Set down each entry exactly as given; pictures should not appear in the copy.

※

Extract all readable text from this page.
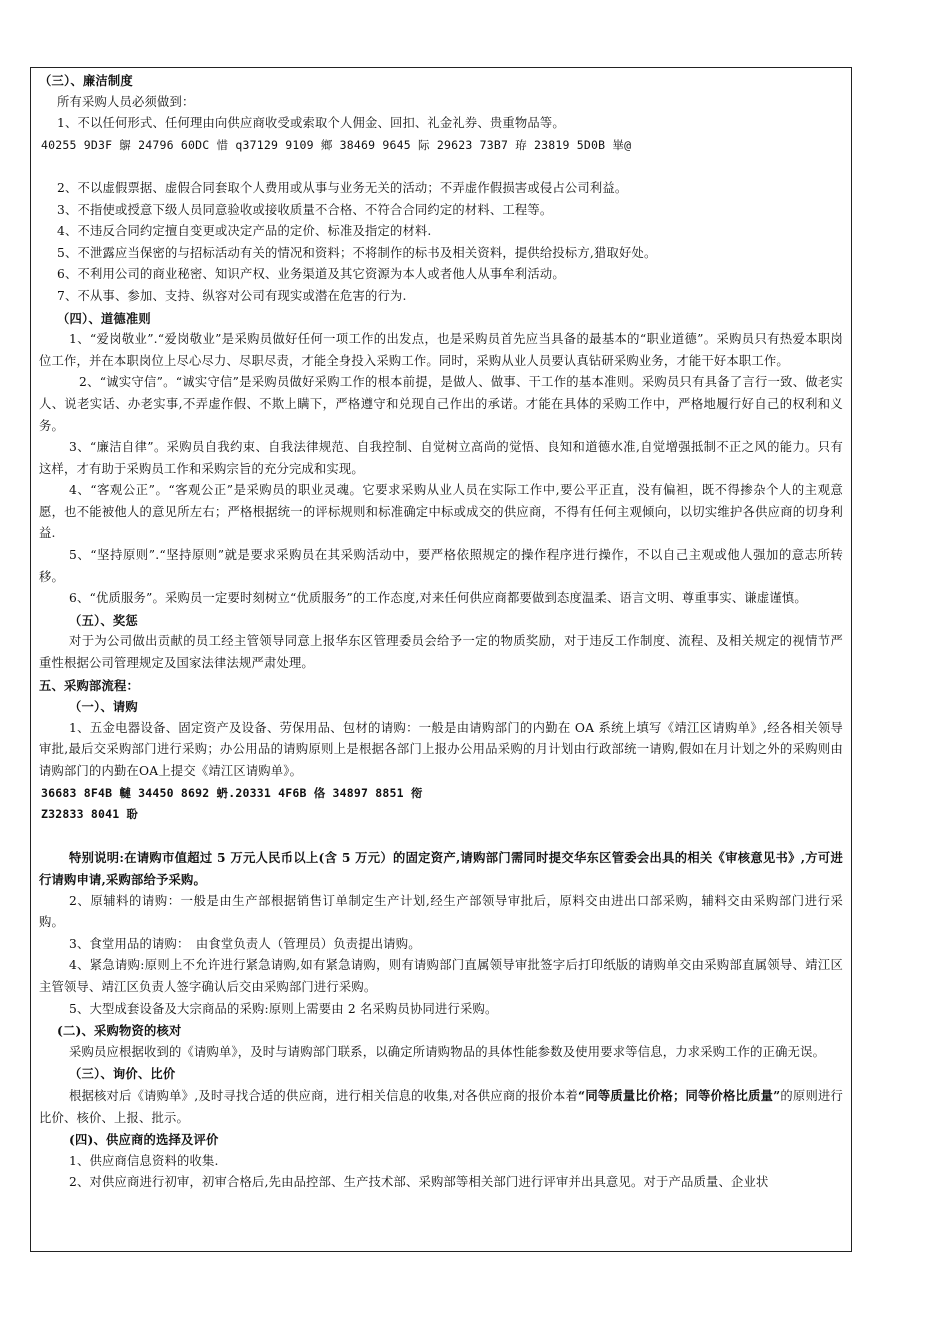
（三）、廉洁制度

所有采购人员必须做到：

1、不以任何形式、任何理由向供应商收受或索取个人佣金、回扣、礼金礼券、贵重物品等。

40255 9D3F 鵿 24796 60DC 惜 q37129 9109 鄉 38469 9645 际 29623 73B7 珔 23819 5D0B 崋@

2、不以虚假票据、虚假合同套取个人费用或从事与业务无关的活动；不弄虚作假损害或侵占公司利益。

3、不指使或授意下级人员同意验收或接收质量不合格、不符合合同约定的材料、工程等。

4、不违反合同约定擅自变更或决定产品的定价、标准及指定的材料.

5、不泄露应当保密的与招标活动有关的情况和资料；不将制作的标书及相关资料，提供给投标方,猎取好处。

6、不利用公司的商业秘密、知识产权、业务渠道及其它资源为本人或者他人从事牟利活动。

7、不从事、参加、支持、纵容对公司有现实或潜在危害的行为.

（四）、道德准则

1、“爱岗敬业”.“爱岗敬业”是采购员做好任何一项工作的出发点，也是采购员首先应当具备的最基本的“职业道德”。采购员只有热爱本职岗位工作，并在本职岗位上尽心尽力、尽职尽责，才能全身投入采购工作。同时，采购从业人员要认真钻研采购业务，才能干好本职工作。

2、“诚实守信”。“诚实守信”是采购员做好采购工作的根本前提，是做人、做事、干工作的基本准则。采购员只有具备了言行一致、做老实人、说老实话、办老实事,不弄虚作假、不欺上瞒下，严格遵守和兑现自己作出的承诺。才能在具体的采购工作中，严格地履行好自己的权利和义务。

3、“廉洁自律”。采购员自我约束、自我法律规范、自我控制、自觉树立高尚的觉悟、良知和道德水准,自觉增强抵制不正之风的能力。只有这样，才有助于采购员工作和采购宗旨的充分完成和实现。

4、“客观公正”。“客观公正”是采购员的职业灵魂。它要求采购从业人员在实际工作中,要公平正直，没有偏袒，既不得掺杂个人的主观意愿，也不能被他人的意见所左右；严格根据统一的评标规则和标准确定中标或成交的供应商，不得有任何主观倾向，以切实维护各供应商的切身利益.

5、“坚持原则”.“坚持原则”就是要求采购员在其采购活动中，要严格依照规定的操作程序进行操作，不以自己主观或他人强加的意志所转移。

6、“优质服务”。采购员一定要时刻树立“优质服务”的工作态度,对来任何供应商都要做到态度温柔、语言文明、尊重事实、谦虚谨慎。

（五）、奖惩

对于为公司做出贡献的员工经主管领导同意上报华东区管理委员会给予一定的物质奖励，对于违反工作制度、流程、及相关规定的视情节严重性根据公司管理规定及国家法律法规严肃处理。

五、采购部流程：

（一）、请购

1、五金电器设备、固定资产及设备、劳保用品、包材的请购：一般是由请购部门的内勤在 OA 系统上填写《靖江区请购单》,经各相关领导审批,最后交采购部门进行采购；办公用品的请购原则上是根据各部门上报办公用品采购的月计划由行政部统一请购,假如在月计划之外的采购则由请购部门的内勤在OA上提交《靖江区请购单》。

36683 8F4B 轋 34450 8692 蚒.20331 4F6B 佫 34897 8851 衑

Z32833 8041 聁

特别说明:在请购市值超过 5 万元人民币以上(含 5 万元）的固定资产,请购部门需同时提交华东区管委会出具的相关《审核意见书》,方可进行请购申请,采购部给予采购。

2、原辅料的请购：一般是由生产部根据销售订单制定生产计划,经生产部领导审批后，原料交由进出口部采购，辅料交由采购部门进行采购。

3、食堂用品的请购：　由食堂负责人（管理员）负责提出请购。

4、紧急请购:原则上不允许进行紧急请购,如有紧急请购，则有请购部门直属领导审批签字后打印纸版的请购单交由采购部直属领导、靖江区主管领导、靖江区负责人签字确认后交由采购部门进行采购。

5、大型成套设备及大宗商品的采购:原则上需要由 2 名采购员协同进行采购。

(二)、采购物资的核对

采购员应根据收到的《请购单》，及时与请购部门联系，以确定所请购物品的具体性能参数及使用要求等信息，力求采购工作的正确无误。

（三）、询价、比价

根据核对后《请购单》,及时寻找合适的供应商，进行相关信息的收集,对各供应商的报价本着“同等质量比价格；同等价格比质量”的原则进行比价、核价、上报、批示。

(四)、供应商的选择及评价

1、供应商信息资料的收集.

2、对供应商进行初审，初审合格后,先由品控部、生产技术部、采购部等相关部门进行评审并出具意见。对于产品质量、企业状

※

## SOLUTION
Extract all readable text from this page.
（三）、廉洁制度

所有采购人员必须做到：

1、不以任何形式、任何理由向供应商收受或索取个人佣金、回扣、礼金礼券、贵重物品等。

40255 9D3F 鵿 24796 60DC 惜 q37129 9109 鄉 38469 9645 际 29623 73B7 珔 23819 5D0B 崋@

2、不以虚假票据、虚假合同套取个人费用或从事与业务无关的活动；不弄虚作假损害或侵占公司利益。

3、不指使或授意下级人员同意验收或接收质量不合格、不符合合同约定的材料、工程等。

4、不违反合同约定擅自变更或决定产品的定价、标准及指定的材料.

5、不泄露应当保密的与招标活动有关的情况和资料；不将制作的标书及相关资料，提供给投标方,猎取好处。

6、不利用公司的商业秘密、知识产权、业务渠道及其它资源为本人或者他人从事牟利活动。

7、不从事、参加、支持、纵容对公司有现实或潜在危害的行为.

（四）、道德准则

1、“爱岗敬业”.“爱岗敬业”是采购员做好任何一项工作的出发点，也是采购员首先应当具备的最基本的“职业道德”。采购员只有热爱本职岗位工作，并在本职岗位上尽心尽力、尽职尽责，才能全身投入采购工作。同时，采购从业人员要认真钻研采购业务，才能干好本职工作。

2、“诚实守信”。“诚实守信”是采购员做好采购工作的根本前提，是做人、做事、干工作的基本准则。采购员只有具备了言行一致、做老实人、说老实话、办老实事,不弄虚作假、不欺上瞒下，严格遵守和兑现自己作出的承诺。才能在具体的采购工作中，严格地履行好自己的权利和义务。

3、“廉洁自律”。采购员自我约束、自我法律规范、自我控制、自觉树立高尚的觉悟、良知和道德水准,自觉增强抵制不正之风的能力。只有这样，才有助于采购员工作和采购宗旨的充分完成和实现。

4、“客观公正”。“客观公正”是采购员的职业灵魂。它要求采购从业人员在实际工作中,要公平正直，没有偏袒，既不得掺杂个人的主观意愿，也不能被他人的意见所左右；严格根据统一的评标规则和标准确定中标或成交的供应商，不得有任何主观倾向，以切实维护各供应商的切身利益.

5、“坚持原则”.“坚持原则”就是要求采购员在其采购活动中，要严格依照规定的操作程序进行操作，不以自己主观或他人强加的意志所转移。

6、“优质服务”。采购员一定要时刻树立“优质服务”的工作态度,对来任何供应商都要做到态度温柔、语言文明、尊重事实、谦虚谨慎。

（五）、奖惩

对于为公司做出贡献的员工经主管领导同意上报华东区管理委员会给予一定的物质奖励，对于违反工作制度、流程、及相关规定的视情节严重性根据公司管理规定及国家法律法规严肃处理。

五、采购部流程：

（一）、请购

1、五金电器设备、固定资产及设备、劳保用品、包材的请购：一般是由请购部门的内勤在 OA 系统上填写《靖江区请购单》,经各相关领导审批,最后交采购部门进行采购；办公用品的请购原则上是根据各部门上报办公用品采购的月计划由行政部统一请购,假如在月计划之外的采购则由请购部门的内勤在OA上提交《靖江区请购单》。

36683 8F4B 轋 34450 8692 蚒.20331 4F6B 佫 34897 8851 衑

Z32833 8041 聁

特别说明:在请购市值超过 5 万元人民币以上(含 5 万元）的固定资产,请购部门需同时提交华东区管委会出具的相关《审核意见书》,方可进行请购申请,采购部给予采购。

2、原辅料的请购：一般是由生产部根据销售订单制定生产计划,经生产部领导审批后，原料交由进出口部采购，辅料交由采购部门进行采购。

3、食堂用品的请购：　由食堂负责人（管理员）负责提出请购。

4、紧急请购:原则上不允许进行紧急请购,如有紧急请购，则有请购部门直属领导审批签字后打印纸版的请购单交由采购部直属领导、靖江区主管领导、靖江区负责人签字确认后交由采购部门进行采购。

5、大型成套设备及大宗商品的采购:原则上需要由 2 名采购员协同进行采购。

(二)、采购物资的核对

采购员应根据收到的《请购单》，及时与请购部门联系，以确定所请购物品的具体性能参数及使用要求等信息，力求采购工作的正确无误。

（三）、询价、比价

根据核对后《请购单》,及时寻找合适的供应商，进行相关信息的收集,对各供应商的报价本着“同等质量比价格；同等价格比质量”的原则进行比价、核价、上报、批示。

(四)、供应商的选择及评价

1、供应商信息资料的收集.

2、对供应商进行初审，初审合格后,先由品控部、生产技术部、采购部等相关部门进行评审并出具意见。对于产品质量、企业状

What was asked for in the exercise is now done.